--- start of Extracted data ---
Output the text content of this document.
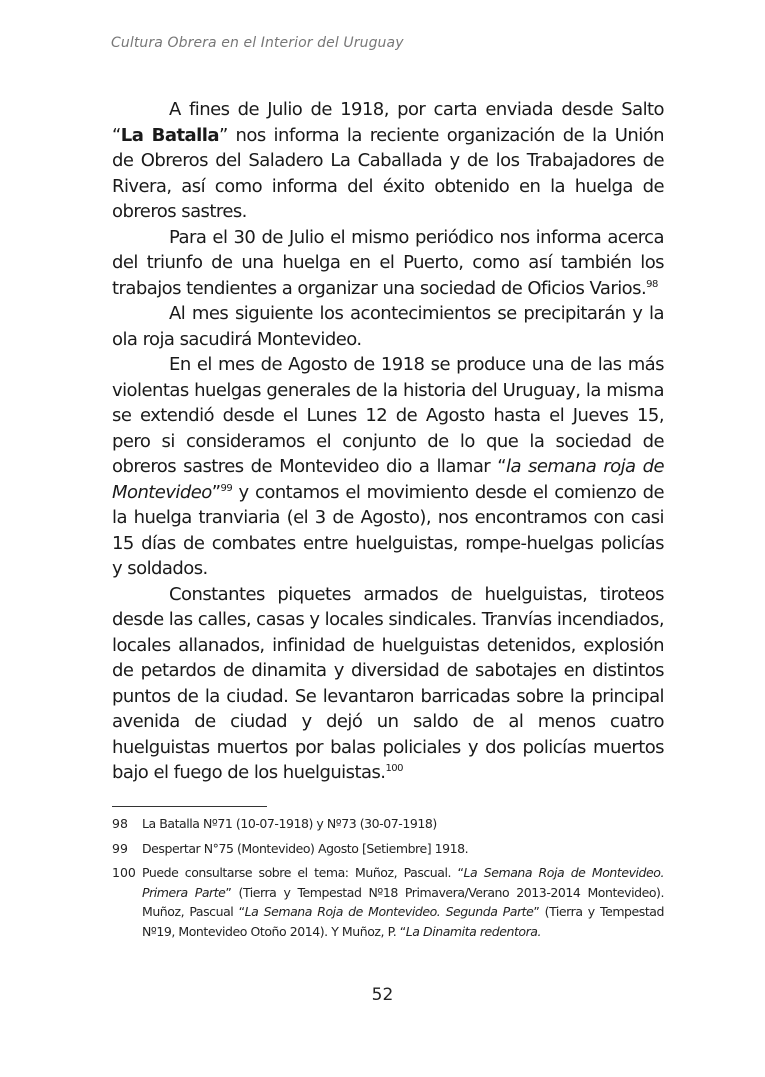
Cultura Obrera en el Interior del Uruguay

A fines de Julio de 1918, por carta enviada desde Salto “La Batalla” nos informa la reciente organización de la Unión de Obreros del Saladero La Caballada y de los Trabajadores de Rivera, así como informa del éxito obtenido en la huelga de obreros sastres.

Para el 30 de Julio el mismo periódico nos informa acerca del triunfo de una huelga en el Puerto, como así también los trabajos tendientes a organizar una sociedad de Oficios Varios.$^{98}$

Al mes siguiente los acontecimientos se precipitarán y la ola roja sacudirá Montevideo.

En el mes de Agosto de 1918 se produce una de las más violentas huelgas generales de la historia del Uruguay, la misma se extendió desde el Lunes 12 de Agosto hasta el Jueves 15, pero si consideramos el conjunto de lo que la sociedad de obreros sastres de Montevideo dio a llamar “la semana roja de Montevideo”$^{99}$ y contamos el movimiento desde el comienzo de la huelga tranviaria (el 3 de Agosto), nos encontramos con casi 15 días de combates entre huelguistas, rompe-huelgas policías y soldados.

Constantes piquetes armados de huelguistas, tiroteos desde las calles, casas y locales sindicales. Tranvías incendiados, locales allanados, infinidad de huelguistas detenidos, explosión de petardos de dinamita y diversidad de sabotajes en distintos puntos de la ciudad. Se levantaron barricadas sobre la principal avenida de ciudad y dejó un saldo de al menos cuatro huelguistas muertos por balas policiales y dos policías muertos bajo el fuego de los huelguistas.$^{100}$

98	La Batalla Nº71 (10-07-1918) y Nº73 (30-07-1918)
99	Despertar N°75 (Montevideo) Agosto [Setiembre] 1918.
100 Puede consultarse sobre el tema: Muñoz, Pascual. “La Semana Roja de Montevideo. Primera Parte” (Tierra y Tempestad Nº18 Primavera/Verano 2013-2014 Montevideo). Muñoz, Pascual “La Semana Roja de Montevideo. Segunda Parte” (Tierra y Tempestad Nº19, Montevideo Otoño 2014). Y Muñoz, P. “La Dinamita redentora.
52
--- end of Extracted data ---
*The problem*
In the material above, find each line that contains the word "Batalla", and select it.

*Exercise answer*
A fines de Julio de 1918, por carta enviada desde Salto “La Batalla” nos informa la reciente organización de la Unión de Obreros del Saladero La Caballada y de los Trabajadores de Rivera, así como informa del éxito obtenido en la huelga de obreros sastres.
98	La Batalla Nº71 (10-07-1918) y Nº73 (30-07-1918)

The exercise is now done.